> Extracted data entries
####
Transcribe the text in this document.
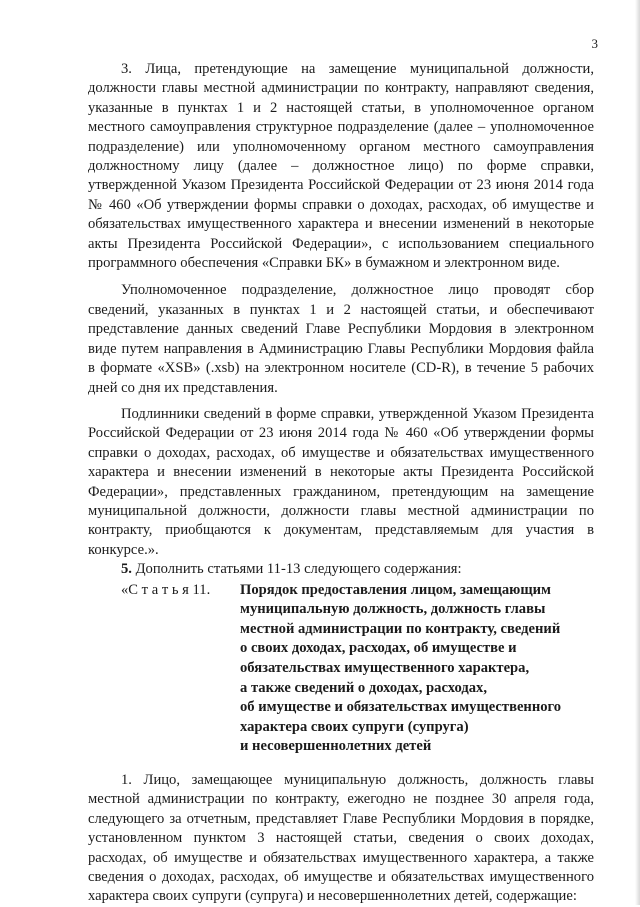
3

3. Лица, претендующие на замещение муниципальной должности, должности главы местной администрации по контракту, направляют сведения, указанные в пунктах 1 и 2 настоящей статьи, в уполномоченное органом местного самоуправления структурное подразделение (далее – уполномоченное подразделение) или уполномоченному органом местного самоуправления должностному лицу (далее – должностное лицо) по форме справки, утвержденной Указом Президента Российской Федерации от 23 июня 2014 года № 460 «Об утверждении формы справки о доходах, расходах, об имуществе и обязательствах имущественного характера и внесении изменений в некоторые акты Президента Российской Федерации», с использованием специального программного обеспечения «Справки БК» в бумажном и электронном виде.

Уполномоченное подразделение, должностное лицо проводят сбор сведений, указанных в пунктах 1 и 2 настоящей статьи, и обеспечивают представление данных сведений Главе Республики Мордовия в электронном виде путем направления в Администрацию Главы Республики Мордовия файла в формате «XSB» (.xsb) на электронном носителе (CD-R), в течение 5 рабочих дней со дня их представления.

Подлинники сведений в форме справки, утвержденной Указом Президента Российской Федерации от 23 июня 2014 года № 460 «Об утверждении формы справки о доходах, расходах, об имуществе и обязательствах имущественного характера и внесении изменений в некоторые акты Президента Российской Федерации», представленных гражданином, претендующим на замещение муниципальной должности, должности главы местной администрации по контракту, приобщаются к документам, представляемым для участия в конкурсе.».

5. Дополнить статьями 11-13 следующего содержания:

«С т а т ь я 11.	Порядок предоставления лицом, замещающим
муниципальную должность, должность главы
местной администрации по контракту, сведений
о своих доходах, расходах, об имуществе и
обязательствах имущественного характера,
а также сведений о доходах, расходах,
об имуществе и обязательствах имущественного
характера своих супруги (супруга)
и несовершеннолетних детей

1. Лицо, замещающее муниципальную должность, должность главы местной администрации по контракту, ежегодно не позднее 30 апреля года, следующего за отчетным, представляет Главе Республики Мордовия в порядке, установленном пунктом 3 настоящей статьи, сведения о своих доходах, расходах, об имуществе и обязательствах имущественного характера, а также сведения о доходах, расходах, об имуществе и обязательствах имущественного характера своих супруги (супруга) и несовершеннолетних детей, содержащие:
####
> Objective
Repeat each entry exactly as given; no pictures belong in the copy.

> Result of this task
Transcribe the text in this document.
3

3. Лица, претендующие на замещение муниципальной должности, должности главы местной администрации по контракту, направляют сведения, указанные в пунктах 1 и 2 настоящей статьи, в уполномоченное органом местного самоуправления структурное подразделение (далее – уполномоченное подразделение) или уполномоченному органом местного самоуправления должностному лицу (далее – должностное лицо) по форме справки, утвержденной Указом Президента Российской Федерации от 23 июня 2014 года № 460 «Об утверждении формы справки о доходах, расходах, об имуществе и обязательствах имущественного характера и внесении изменений в некоторые акты Президента Российской Федерации», с использованием специального программного обеспечения «Справки БК» в бумажном и электронном виде.

Уполномоченное подразделение, должностное лицо проводят сбор сведений, указанных в пунктах 1 и 2 настоящей статьи, и обеспечивают представление данных сведений Главе Республики Мордовия в электронном виде путем направления в Администрацию Главы Республики Мордовия файла в формате «XSB» (.xsb) на электронном носителе (CD-R), в течение 5 рабочих дней со дня их представления.

Подлинники сведений в форме справки, утвержденной Указом Президента Российской Федерации от 23 июня 2014 года № 460 «Об утверждении формы справки о доходах, расходах, об имуществе и обязательствах имущественного характера и внесении изменений в некоторые акты Президента Российской Федерации», представленных гражданином, претендующим на замещение муниципальной должности, должности главы местной администрации по контракту, приобщаются к документам, представляемым для участия в конкурсе.».

5. Дополнить статьями 11-13 следующего содержания:

«С т а т ь я 11.	Порядок предоставления лицом, замещающим
муниципальную должность, должность главы
местной администрации по контракту, сведений
о своих доходах, расходах, об имуществе и
обязательствах имущественного характера,
а также сведений о доходах, расходах,
об имуществе и обязательствах имущественного
характера своих супруги (супруга)
и несовершеннолетних детей

1. Лицо, замещающее муниципальную должность, должность главы местной администрации по контракту, ежегодно не позднее 30 апреля года, следующего за отчетным, представляет Главе Республики Мордовия в порядке, установленном пунктом 3 настоящей статьи, сведения о своих доходах, расходах, об имуществе и обязательствах имущественного характера, а также сведения о доходах, расходах, об имуществе и обязательствах имущественного характера своих супруги (супруга) и несовершеннолетних детей, содержащие:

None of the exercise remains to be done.